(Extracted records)
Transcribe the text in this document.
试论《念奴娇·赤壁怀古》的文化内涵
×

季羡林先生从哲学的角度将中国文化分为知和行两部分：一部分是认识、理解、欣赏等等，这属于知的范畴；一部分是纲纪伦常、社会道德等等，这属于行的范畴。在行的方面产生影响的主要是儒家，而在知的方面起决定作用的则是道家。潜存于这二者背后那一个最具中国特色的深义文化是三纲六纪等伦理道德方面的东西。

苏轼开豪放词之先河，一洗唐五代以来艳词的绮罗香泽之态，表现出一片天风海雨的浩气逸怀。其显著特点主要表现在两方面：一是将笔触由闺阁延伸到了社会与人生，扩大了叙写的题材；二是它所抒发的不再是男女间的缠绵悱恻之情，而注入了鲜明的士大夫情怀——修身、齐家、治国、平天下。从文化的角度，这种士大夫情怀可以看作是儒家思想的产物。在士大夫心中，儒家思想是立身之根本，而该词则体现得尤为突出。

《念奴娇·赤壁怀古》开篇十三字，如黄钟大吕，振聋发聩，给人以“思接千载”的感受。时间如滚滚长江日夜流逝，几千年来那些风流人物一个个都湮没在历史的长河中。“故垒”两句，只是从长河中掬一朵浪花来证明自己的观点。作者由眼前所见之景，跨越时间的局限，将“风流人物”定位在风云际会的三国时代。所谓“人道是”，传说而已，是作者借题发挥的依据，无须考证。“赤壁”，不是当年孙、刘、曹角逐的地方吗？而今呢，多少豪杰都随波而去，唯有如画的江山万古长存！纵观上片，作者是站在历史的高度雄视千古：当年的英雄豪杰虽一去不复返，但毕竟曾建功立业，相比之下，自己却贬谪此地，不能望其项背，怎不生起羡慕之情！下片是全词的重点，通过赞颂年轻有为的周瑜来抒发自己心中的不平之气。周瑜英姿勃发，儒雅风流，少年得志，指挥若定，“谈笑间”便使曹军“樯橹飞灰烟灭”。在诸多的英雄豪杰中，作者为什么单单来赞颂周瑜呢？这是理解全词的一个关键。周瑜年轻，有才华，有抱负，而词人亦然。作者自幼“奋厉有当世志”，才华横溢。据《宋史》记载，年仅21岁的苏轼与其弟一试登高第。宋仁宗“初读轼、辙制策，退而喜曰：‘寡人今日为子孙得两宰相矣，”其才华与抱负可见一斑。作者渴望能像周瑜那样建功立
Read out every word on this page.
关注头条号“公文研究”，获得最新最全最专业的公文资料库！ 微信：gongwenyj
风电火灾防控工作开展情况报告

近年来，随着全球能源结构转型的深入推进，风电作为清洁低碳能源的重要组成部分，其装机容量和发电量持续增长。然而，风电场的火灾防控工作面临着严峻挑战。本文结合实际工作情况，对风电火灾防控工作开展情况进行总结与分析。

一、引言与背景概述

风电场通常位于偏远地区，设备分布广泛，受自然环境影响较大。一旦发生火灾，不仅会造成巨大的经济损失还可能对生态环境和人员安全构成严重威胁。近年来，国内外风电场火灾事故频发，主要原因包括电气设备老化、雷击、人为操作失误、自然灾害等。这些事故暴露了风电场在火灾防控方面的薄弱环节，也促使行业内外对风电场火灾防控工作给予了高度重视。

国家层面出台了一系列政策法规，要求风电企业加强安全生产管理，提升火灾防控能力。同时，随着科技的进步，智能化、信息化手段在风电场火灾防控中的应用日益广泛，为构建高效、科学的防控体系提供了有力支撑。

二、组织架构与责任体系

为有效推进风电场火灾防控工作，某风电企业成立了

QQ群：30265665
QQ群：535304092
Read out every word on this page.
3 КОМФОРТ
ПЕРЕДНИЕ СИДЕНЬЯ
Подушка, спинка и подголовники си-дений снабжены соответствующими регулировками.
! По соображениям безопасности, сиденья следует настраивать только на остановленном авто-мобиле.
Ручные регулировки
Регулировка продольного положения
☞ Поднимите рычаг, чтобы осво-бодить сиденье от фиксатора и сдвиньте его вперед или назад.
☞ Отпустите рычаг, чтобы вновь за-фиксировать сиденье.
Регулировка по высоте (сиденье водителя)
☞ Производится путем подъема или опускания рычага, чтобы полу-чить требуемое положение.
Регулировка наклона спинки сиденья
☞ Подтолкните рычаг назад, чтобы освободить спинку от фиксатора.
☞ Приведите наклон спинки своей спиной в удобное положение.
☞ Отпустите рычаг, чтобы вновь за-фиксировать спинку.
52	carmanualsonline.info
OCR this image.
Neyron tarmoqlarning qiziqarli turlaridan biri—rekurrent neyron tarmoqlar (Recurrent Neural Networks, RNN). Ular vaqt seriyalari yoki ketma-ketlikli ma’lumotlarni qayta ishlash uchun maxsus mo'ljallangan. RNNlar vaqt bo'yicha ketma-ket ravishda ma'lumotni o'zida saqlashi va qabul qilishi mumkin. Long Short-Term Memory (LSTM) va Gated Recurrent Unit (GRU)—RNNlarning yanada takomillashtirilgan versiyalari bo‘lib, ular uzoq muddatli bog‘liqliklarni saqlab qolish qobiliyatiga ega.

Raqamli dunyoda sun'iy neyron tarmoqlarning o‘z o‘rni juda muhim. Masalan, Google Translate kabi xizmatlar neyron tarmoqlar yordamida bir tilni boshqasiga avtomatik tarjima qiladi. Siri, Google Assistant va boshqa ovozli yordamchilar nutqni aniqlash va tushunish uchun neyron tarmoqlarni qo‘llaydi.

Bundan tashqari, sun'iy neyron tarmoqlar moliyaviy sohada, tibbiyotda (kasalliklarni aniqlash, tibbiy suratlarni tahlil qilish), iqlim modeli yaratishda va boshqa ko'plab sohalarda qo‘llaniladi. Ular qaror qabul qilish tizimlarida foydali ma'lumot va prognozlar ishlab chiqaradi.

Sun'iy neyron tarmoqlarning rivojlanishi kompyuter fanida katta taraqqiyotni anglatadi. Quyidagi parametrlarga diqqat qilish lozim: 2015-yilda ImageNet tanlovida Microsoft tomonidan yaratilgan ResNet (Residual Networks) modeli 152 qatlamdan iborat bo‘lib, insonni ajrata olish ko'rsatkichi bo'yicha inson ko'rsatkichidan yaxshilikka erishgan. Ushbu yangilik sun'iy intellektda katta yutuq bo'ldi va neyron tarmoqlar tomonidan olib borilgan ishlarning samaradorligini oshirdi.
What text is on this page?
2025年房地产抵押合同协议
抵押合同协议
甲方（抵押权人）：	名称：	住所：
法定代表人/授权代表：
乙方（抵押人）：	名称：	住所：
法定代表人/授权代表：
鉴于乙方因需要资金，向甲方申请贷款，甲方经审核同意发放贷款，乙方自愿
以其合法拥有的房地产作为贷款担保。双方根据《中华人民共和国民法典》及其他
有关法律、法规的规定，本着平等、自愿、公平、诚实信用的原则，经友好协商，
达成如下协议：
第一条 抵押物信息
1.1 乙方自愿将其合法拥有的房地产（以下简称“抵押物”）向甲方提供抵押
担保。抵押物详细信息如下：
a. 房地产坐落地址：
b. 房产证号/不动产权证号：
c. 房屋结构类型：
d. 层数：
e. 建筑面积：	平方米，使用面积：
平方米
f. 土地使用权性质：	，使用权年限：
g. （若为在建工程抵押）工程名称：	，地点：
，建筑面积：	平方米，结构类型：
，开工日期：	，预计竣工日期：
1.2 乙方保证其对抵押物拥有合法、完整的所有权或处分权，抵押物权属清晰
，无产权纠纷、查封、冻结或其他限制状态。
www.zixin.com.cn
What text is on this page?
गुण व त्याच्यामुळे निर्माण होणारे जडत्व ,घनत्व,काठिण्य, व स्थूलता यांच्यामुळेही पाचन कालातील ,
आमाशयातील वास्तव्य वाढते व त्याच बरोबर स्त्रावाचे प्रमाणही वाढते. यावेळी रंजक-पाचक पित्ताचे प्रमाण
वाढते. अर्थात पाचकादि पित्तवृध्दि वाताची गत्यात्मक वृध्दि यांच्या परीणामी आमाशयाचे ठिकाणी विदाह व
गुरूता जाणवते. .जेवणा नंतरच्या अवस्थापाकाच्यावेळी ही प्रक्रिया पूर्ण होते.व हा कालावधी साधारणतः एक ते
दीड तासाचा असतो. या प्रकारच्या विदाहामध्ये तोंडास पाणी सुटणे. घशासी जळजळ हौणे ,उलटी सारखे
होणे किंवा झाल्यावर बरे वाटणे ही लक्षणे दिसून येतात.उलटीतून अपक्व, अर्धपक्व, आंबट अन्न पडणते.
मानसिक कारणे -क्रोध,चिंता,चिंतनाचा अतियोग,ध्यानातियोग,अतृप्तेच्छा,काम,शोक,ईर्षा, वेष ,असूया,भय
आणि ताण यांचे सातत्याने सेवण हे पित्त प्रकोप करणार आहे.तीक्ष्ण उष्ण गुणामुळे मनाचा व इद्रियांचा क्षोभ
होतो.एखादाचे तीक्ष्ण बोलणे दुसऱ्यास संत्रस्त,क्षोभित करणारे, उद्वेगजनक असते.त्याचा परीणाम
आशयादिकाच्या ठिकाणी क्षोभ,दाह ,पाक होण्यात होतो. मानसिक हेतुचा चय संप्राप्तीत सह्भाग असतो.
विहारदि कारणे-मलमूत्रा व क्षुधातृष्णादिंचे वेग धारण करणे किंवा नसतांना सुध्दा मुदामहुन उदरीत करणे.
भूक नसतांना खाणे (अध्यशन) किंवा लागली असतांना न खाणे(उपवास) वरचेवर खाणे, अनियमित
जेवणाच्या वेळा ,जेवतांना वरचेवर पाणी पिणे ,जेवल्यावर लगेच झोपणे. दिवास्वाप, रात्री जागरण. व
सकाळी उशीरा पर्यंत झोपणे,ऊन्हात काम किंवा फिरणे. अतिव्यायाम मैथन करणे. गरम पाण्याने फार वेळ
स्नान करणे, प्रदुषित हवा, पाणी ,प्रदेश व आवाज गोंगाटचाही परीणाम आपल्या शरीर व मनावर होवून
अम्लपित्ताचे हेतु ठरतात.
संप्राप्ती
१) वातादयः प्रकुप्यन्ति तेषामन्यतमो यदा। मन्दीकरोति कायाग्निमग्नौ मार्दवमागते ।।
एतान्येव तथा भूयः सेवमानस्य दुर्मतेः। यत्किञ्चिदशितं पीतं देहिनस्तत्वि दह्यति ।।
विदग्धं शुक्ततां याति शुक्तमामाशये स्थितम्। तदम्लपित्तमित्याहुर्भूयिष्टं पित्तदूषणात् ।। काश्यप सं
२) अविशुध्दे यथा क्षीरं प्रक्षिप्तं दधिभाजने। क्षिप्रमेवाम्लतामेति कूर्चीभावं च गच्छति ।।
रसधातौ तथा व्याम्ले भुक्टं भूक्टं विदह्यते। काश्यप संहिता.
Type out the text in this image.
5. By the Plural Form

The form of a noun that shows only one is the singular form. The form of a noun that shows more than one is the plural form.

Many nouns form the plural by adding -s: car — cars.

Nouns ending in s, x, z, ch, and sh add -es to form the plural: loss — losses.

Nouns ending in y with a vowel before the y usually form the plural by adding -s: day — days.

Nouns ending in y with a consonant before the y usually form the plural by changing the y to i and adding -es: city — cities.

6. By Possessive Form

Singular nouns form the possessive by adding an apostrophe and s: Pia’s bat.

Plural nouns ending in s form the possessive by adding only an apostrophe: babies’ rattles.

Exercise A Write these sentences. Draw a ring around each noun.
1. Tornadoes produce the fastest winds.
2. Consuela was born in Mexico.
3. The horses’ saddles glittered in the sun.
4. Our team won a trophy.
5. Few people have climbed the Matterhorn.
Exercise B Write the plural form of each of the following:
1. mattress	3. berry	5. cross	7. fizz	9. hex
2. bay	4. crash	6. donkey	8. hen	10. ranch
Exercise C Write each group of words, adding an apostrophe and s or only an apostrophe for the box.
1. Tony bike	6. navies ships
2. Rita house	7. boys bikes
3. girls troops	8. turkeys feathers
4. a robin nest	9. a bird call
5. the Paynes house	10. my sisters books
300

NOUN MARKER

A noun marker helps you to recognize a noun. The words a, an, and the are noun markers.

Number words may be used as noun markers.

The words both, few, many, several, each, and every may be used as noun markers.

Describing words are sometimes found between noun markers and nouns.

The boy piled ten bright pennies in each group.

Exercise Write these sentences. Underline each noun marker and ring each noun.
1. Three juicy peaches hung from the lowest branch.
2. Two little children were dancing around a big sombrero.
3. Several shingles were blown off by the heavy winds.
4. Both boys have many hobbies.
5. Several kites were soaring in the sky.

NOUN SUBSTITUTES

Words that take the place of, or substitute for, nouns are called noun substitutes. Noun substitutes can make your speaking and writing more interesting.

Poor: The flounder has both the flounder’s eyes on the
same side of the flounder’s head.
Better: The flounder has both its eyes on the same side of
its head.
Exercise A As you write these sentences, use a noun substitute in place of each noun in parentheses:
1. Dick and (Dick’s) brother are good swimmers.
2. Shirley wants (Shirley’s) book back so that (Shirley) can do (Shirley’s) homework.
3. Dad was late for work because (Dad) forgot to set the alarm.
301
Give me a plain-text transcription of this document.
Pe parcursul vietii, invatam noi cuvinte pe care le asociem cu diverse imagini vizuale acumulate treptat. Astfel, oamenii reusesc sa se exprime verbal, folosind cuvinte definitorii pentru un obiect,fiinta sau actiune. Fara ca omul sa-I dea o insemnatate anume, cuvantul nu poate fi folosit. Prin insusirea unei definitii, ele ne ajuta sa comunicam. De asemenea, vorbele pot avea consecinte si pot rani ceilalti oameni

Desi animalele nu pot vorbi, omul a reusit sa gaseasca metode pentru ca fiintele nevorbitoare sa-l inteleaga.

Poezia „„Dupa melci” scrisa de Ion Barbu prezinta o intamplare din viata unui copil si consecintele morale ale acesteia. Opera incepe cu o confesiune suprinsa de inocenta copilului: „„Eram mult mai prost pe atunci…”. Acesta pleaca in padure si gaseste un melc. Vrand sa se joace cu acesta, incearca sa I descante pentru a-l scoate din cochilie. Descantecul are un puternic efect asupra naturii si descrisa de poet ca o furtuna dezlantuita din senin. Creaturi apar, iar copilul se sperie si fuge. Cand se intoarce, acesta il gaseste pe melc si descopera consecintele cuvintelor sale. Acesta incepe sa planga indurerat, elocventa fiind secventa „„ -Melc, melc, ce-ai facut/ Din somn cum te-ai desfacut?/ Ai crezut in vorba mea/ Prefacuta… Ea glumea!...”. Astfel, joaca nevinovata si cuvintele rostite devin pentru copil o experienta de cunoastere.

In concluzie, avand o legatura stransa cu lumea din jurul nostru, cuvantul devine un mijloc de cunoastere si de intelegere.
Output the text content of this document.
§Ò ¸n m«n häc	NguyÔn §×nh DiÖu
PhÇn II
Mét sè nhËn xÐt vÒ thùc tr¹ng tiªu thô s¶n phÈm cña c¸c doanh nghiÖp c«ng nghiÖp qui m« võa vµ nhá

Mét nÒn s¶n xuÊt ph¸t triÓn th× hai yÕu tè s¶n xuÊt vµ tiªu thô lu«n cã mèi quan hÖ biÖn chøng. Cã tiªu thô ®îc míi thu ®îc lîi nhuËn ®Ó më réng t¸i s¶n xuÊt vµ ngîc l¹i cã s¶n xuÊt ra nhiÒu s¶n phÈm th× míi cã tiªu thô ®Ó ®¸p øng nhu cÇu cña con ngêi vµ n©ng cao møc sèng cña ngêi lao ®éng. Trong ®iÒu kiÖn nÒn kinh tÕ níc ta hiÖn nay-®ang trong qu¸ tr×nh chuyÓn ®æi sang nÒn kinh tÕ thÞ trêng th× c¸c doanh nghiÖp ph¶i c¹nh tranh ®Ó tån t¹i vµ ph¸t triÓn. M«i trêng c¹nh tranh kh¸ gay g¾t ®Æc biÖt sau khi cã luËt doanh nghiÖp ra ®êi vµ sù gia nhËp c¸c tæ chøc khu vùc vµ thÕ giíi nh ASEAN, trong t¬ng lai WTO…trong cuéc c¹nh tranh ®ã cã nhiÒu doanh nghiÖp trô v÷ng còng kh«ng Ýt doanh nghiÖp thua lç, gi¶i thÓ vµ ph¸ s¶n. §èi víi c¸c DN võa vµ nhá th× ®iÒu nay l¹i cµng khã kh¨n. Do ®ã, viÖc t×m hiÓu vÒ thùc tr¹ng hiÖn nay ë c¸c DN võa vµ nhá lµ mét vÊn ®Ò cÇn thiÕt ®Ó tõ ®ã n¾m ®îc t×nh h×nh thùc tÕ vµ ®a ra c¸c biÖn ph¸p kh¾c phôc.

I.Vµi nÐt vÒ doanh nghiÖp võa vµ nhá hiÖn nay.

• Written exercise
How many lines in the data contain the string "side"? Respond with the number only.

• Written answer
2